◆ **TASK DIRECTIONS**: Give the number of lines that include the word "GROVE", nothing more.
__________
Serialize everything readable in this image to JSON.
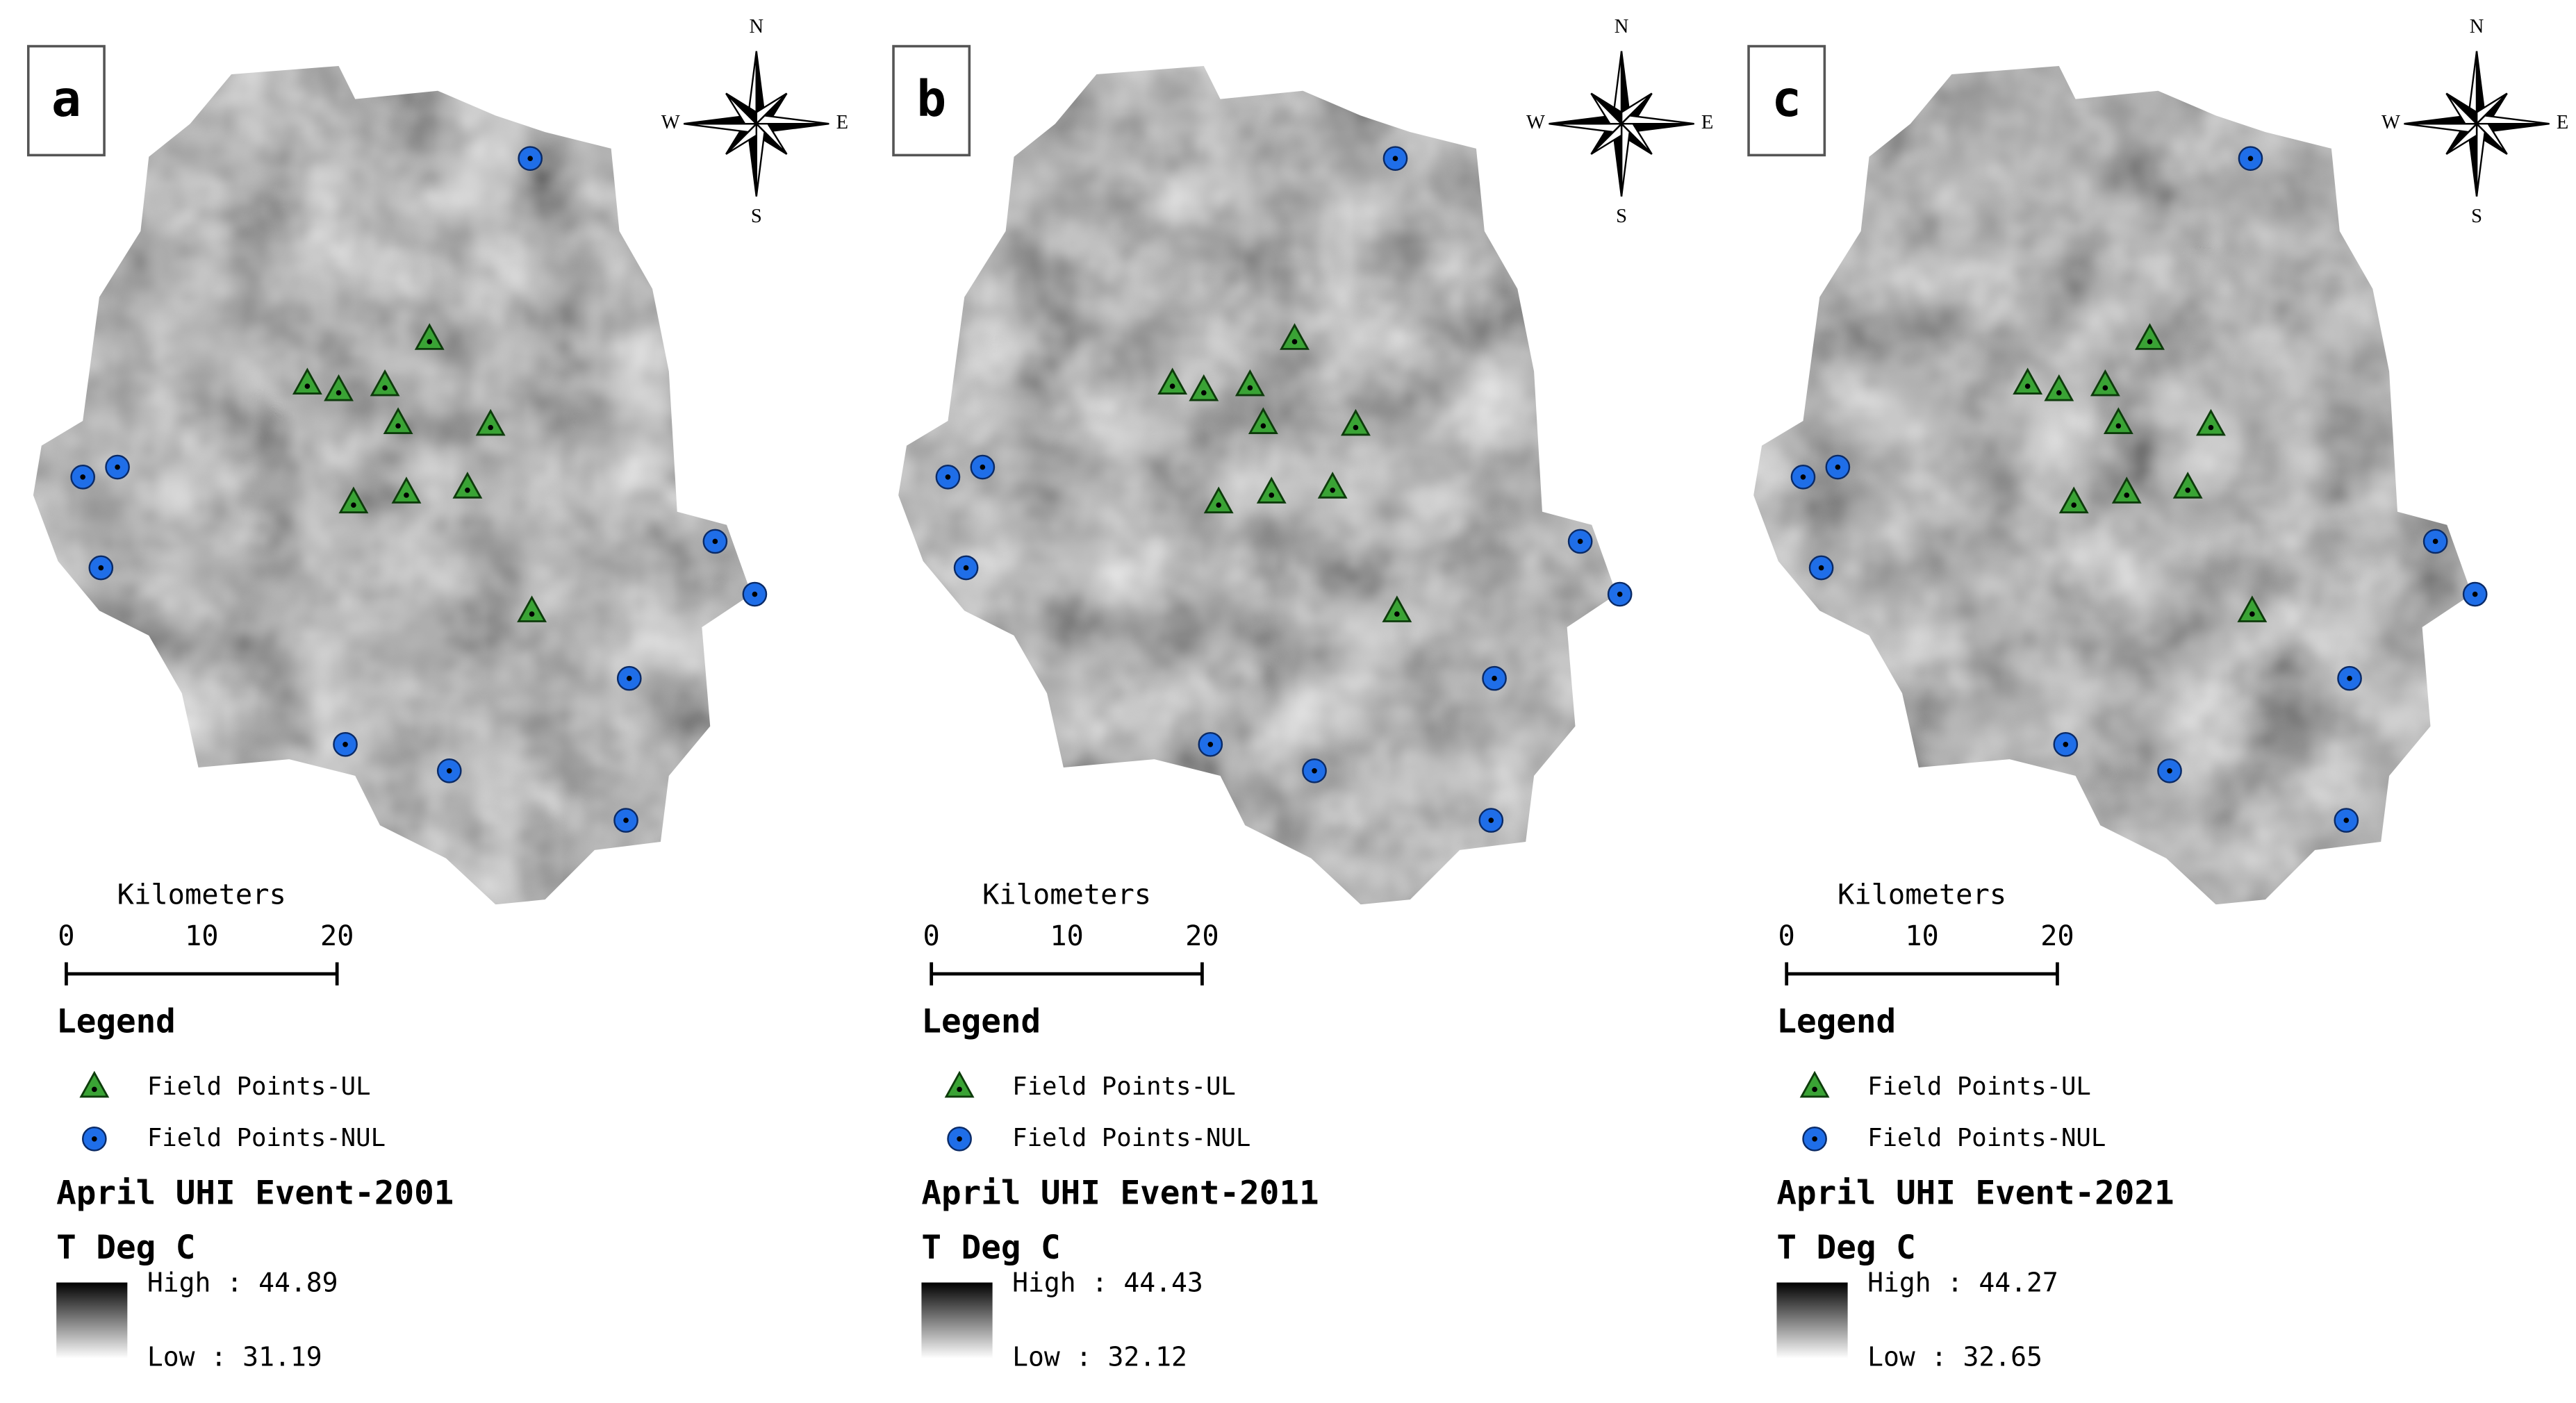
{
  "panels": [
    {
      "label": "a",
      "compass": {
        "n": "N",
        "s": "S",
        "e": "E",
        "w": "W"
      },
      "scale": {
        "title": "Kilometers",
        "ticks": [
          "0",
          "10",
          "20"
        ]
      },
      "legend": {
        "title": "Legend",
        "items": [
          "Field Points-UL",
          "Field Points-NUL"
        ]
      },
      "event": "April UHI Event-2001",
      "unit": "T Deg C",
      "high": "High : 44.89",
      "low": "Low : 31.19"
    },
    {
      "label": "b",
      "compass": {
        "n": "N",
        "s": "S",
        "e": "E",
        "w": "W"
      },
      "scale": {
        "title": "Kilometers",
        "ticks": [
          "0",
          "10",
          "20"
        ]
      },
      "legend": {
        "title": "Legend",
        "items": [
          "Field Points-UL",
          "Field Points-NUL"
        ]
      },
      "event": "April UHI Event-2011",
      "unit": "T Deg C",
      "high": "High : 44.43",
      "low": "Low : 32.12"
    },
    {
      "label": "c",
      "compass": {
        "n": "N",
        "s": "S",
        "e": "E",
        "w": "W"
      },
      "scale": {
        "title": "Kilometers",
        "ticks": [
          "0",
          "10",
          "20"
        ]
      },
      "legend": {
        "title": "Legend",
        "items": [
          "Field Points-UL",
          "Field Points-NUL"
        ]
      },
      "event": "April UHI Event-2021",
      "unit": "T Deg C",
      "high": "High : 44.27",
      "low": "Low : 32.65"
    }
  ]
}
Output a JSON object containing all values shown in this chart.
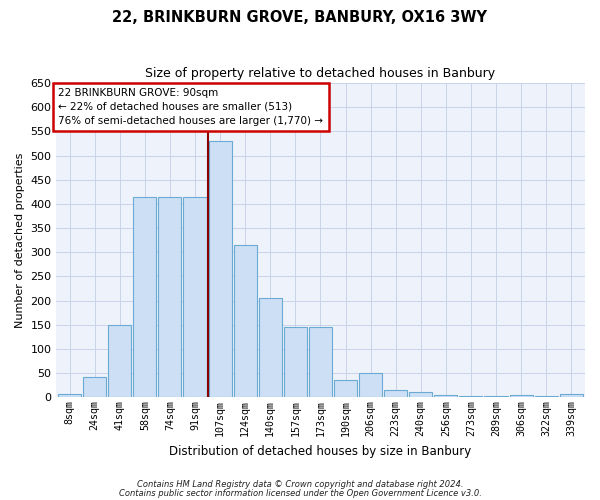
{
  "title": "22, BRINKBURN GROVE, BANBURY, OX16 3WY",
  "subtitle": "Size of property relative to detached houses in Banbury",
  "xlabel": "Distribution of detached houses by size in Banbury",
  "ylabel": "Number of detached properties",
  "categories": [
    "8sqm",
    "24sqm",
    "41sqm",
    "58sqm",
    "74sqm",
    "91sqm",
    "107sqm",
    "124sqm",
    "140sqm",
    "157sqm",
    "173sqm",
    "190sqm",
    "206sqm",
    "223sqm",
    "240sqm",
    "256sqm",
    "273sqm",
    "289sqm",
    "306sqm",
    "322sqm",
    "339sqm"
  ],
  "values": [
    7,
    43,
    150,
    415,
    415,
    415,
    530,
    315,
    205,
    145,
    145,
    35,
    50,
    15,
    12,
    5,
    3,
    3,
    5,
    2,
    7
  ],
  "bar_color": "#ccdff5",
  "bar_edge_color": "#6aaad4",
  "annotation_lines": [
    "22 BRINKBURN GROVE: 90sqm",
    "← 22% of detached houses are smaller (513)",
    "76% of semi-detached houses are larger (1,770) →"
  ],
  "annotation_box_color": "#cc0000",
  "property_line_index": 5.5,
  "ylim": [
    0,
    650
  ],
  "yticks": [
    0,
    50,
    100,
    150,
    200,
    250,
    300,
    350,
    400,
    450,
    500,
    550,
    600,
    650
  ],
  "grid_color": "#c8d4e8",
  "footnote1": "Contains HM Land Registry data © Crown copyright and database right 2024.",
  "footnote2": "Contains public sector information licensed under the Open Government Licence v3.0.",
  "bg_color": "#eef2fa",
  "fig_width": 6.0,
  "fig_height": 5.0,
  "dpi": 100
}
__________
◆ **SOLUTION FOR THIS PROBLEM**: 2